:: WRITTEN INSTRUCTION ::
Copy out every line in which the string "name" occurs.

==========

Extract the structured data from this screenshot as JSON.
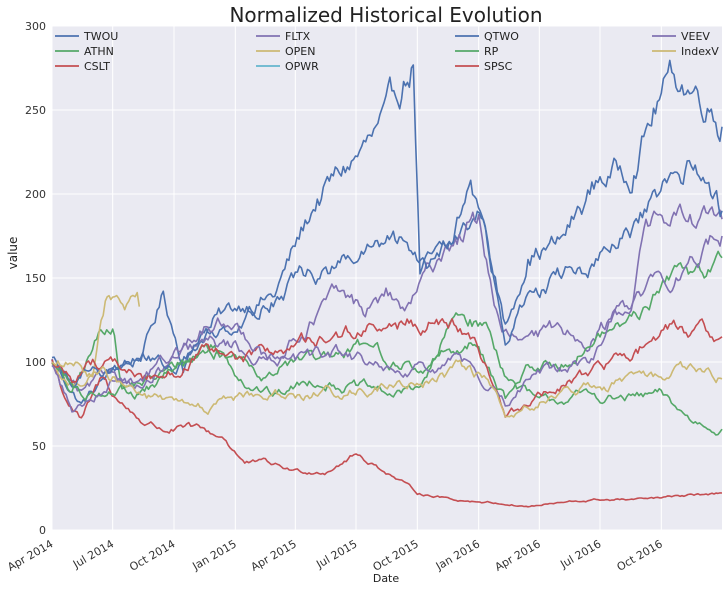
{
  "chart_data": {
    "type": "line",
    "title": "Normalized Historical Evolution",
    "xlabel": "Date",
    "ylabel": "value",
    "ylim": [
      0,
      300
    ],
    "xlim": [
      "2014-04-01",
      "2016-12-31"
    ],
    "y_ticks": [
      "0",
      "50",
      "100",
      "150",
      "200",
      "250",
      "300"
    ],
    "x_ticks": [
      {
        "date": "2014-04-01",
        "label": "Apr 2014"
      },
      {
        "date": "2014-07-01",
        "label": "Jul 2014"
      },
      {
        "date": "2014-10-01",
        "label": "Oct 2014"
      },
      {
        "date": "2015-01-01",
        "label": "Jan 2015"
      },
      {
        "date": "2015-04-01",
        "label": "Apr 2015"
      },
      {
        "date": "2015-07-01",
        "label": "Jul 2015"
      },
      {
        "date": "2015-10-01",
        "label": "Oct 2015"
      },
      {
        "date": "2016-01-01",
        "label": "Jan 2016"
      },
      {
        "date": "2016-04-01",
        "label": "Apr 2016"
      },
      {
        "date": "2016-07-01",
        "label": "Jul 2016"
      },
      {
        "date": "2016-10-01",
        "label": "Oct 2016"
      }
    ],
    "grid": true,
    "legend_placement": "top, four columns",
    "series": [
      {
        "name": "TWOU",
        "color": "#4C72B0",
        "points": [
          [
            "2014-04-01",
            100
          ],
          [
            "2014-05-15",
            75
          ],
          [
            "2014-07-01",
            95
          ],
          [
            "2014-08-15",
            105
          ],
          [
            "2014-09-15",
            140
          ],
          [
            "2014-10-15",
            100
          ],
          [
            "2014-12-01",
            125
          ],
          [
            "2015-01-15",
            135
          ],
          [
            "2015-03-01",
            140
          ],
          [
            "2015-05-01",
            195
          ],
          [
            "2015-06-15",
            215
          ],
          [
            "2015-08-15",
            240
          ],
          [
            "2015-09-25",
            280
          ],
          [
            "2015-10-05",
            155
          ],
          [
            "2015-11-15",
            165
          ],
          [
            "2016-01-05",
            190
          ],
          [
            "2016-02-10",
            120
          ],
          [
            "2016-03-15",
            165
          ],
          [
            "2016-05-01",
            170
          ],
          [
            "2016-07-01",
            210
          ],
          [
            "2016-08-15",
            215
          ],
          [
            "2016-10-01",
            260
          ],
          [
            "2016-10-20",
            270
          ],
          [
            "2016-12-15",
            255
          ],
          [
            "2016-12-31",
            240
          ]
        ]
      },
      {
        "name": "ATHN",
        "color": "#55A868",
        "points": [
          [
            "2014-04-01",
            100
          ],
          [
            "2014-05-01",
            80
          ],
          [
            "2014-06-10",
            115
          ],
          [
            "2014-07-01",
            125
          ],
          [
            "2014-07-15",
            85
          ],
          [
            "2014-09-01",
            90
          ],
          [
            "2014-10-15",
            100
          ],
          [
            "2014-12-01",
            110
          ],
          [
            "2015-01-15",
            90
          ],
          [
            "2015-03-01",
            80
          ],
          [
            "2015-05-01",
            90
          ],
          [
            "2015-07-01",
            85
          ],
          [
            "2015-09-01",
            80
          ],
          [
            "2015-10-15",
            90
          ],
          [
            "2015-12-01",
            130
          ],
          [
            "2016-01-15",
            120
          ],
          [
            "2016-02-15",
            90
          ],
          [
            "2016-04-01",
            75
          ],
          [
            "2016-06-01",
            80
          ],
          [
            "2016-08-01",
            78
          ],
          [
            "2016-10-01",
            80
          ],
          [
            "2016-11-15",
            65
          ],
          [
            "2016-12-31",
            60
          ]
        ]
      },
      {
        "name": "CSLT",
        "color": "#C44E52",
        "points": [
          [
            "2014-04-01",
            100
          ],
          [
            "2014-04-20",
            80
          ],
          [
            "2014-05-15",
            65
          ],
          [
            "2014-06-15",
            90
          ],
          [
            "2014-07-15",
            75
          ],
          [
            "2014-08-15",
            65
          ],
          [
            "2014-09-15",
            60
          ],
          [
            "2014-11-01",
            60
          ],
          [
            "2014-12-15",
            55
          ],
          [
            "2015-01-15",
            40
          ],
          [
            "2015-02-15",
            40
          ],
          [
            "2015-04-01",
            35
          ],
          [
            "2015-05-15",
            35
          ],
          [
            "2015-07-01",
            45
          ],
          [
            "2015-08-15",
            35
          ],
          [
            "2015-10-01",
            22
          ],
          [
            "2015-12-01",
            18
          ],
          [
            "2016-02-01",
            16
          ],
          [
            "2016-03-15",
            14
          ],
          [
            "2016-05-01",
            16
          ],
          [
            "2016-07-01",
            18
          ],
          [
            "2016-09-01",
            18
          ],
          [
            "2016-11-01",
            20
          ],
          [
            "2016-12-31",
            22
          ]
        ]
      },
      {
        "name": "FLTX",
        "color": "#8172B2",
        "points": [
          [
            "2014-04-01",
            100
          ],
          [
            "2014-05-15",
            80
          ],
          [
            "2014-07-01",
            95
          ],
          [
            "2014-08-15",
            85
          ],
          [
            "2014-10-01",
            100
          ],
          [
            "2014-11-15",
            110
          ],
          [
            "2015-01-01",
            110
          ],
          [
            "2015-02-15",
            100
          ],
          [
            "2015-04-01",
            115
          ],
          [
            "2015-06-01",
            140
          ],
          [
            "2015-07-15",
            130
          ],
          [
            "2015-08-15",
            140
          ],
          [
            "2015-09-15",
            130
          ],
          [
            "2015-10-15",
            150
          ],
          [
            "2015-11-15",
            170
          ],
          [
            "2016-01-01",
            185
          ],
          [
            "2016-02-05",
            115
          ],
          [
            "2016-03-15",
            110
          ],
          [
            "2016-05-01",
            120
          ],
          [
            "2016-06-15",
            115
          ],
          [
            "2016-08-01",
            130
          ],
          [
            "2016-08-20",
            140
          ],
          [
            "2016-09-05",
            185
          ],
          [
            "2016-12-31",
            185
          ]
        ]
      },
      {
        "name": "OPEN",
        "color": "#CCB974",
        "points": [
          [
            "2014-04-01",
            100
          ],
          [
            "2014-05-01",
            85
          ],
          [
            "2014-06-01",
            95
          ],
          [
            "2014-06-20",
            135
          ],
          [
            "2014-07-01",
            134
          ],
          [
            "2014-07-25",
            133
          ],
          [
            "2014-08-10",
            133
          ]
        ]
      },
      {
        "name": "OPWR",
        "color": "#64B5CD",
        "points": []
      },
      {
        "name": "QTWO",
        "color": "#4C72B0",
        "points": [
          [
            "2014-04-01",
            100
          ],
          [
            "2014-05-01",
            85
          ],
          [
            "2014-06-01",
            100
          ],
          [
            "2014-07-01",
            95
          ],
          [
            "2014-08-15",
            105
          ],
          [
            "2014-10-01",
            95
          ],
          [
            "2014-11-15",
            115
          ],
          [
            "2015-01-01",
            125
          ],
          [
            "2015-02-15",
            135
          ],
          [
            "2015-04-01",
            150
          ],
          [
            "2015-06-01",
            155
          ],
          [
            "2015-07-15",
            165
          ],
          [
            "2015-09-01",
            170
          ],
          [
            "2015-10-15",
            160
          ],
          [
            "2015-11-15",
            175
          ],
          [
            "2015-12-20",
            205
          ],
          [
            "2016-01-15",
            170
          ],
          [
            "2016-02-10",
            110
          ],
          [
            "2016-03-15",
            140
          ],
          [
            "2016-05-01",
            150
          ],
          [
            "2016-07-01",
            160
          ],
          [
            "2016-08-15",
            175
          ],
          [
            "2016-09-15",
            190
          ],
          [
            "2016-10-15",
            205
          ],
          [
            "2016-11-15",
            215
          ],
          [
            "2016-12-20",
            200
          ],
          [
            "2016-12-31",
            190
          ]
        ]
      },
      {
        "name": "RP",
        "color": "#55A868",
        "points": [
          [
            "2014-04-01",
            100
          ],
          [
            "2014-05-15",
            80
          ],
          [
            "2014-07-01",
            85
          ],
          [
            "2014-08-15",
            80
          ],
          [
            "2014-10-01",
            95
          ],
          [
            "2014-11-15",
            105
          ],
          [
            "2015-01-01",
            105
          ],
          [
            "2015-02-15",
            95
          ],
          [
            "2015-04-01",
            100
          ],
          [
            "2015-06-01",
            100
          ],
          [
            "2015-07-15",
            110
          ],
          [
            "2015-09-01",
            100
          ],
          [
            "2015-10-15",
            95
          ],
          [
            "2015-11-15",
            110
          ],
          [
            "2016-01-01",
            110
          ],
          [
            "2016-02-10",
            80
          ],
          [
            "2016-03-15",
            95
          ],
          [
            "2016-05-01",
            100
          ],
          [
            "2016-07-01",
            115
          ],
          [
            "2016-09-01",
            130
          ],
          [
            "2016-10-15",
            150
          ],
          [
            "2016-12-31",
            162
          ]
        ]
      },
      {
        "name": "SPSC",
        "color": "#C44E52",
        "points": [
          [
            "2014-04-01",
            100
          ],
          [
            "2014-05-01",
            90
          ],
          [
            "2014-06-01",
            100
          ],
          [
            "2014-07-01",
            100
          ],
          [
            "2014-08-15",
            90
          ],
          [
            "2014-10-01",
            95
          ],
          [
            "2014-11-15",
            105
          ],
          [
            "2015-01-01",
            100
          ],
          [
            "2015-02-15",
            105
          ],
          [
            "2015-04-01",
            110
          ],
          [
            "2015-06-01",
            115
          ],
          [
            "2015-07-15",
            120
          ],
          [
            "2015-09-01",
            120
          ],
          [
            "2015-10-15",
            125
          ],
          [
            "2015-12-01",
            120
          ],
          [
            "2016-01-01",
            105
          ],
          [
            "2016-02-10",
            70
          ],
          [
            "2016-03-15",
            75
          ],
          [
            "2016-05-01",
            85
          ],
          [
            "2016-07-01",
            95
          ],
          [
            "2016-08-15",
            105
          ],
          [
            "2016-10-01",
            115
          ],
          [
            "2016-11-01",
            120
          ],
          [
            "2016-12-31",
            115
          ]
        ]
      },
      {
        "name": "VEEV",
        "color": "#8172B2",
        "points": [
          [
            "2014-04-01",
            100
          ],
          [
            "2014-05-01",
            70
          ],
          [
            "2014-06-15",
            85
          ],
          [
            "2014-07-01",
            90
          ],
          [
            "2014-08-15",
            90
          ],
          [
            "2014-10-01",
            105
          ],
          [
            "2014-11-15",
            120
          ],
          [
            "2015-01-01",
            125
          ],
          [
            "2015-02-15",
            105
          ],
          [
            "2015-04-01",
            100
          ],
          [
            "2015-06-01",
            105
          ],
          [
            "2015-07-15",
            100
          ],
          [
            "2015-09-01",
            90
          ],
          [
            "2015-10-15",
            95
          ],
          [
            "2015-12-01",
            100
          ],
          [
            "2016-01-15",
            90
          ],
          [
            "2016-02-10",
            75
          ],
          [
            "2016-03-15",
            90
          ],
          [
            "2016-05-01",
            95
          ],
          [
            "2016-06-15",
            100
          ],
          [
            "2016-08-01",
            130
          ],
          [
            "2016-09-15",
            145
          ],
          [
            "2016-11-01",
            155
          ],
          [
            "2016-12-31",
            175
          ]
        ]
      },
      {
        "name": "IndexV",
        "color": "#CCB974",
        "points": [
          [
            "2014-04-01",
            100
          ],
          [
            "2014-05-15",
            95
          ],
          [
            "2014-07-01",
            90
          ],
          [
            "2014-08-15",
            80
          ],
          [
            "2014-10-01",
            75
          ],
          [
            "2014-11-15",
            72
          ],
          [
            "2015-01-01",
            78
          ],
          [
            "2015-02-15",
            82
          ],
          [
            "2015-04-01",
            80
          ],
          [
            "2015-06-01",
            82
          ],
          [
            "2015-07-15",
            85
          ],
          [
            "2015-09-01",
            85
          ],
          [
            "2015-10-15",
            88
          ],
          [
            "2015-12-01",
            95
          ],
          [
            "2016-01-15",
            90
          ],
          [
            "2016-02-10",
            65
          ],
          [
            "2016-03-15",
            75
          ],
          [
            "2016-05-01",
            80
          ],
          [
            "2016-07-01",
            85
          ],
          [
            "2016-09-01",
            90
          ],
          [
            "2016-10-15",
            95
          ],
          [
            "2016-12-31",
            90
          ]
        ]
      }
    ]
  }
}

==========

:: WRITTEN SOLUTION ::
        "name": "TWOU",
        "name": "ATHN",
        "name": "CSLT",
        "name": "FLTX",
        "name": "OPEN",
        "name": "OPWR",
        "name": "QTWO",
        "name": "RP",
        "name": "SPSC",
        "name": "VEEV",
        "name": "IndexV",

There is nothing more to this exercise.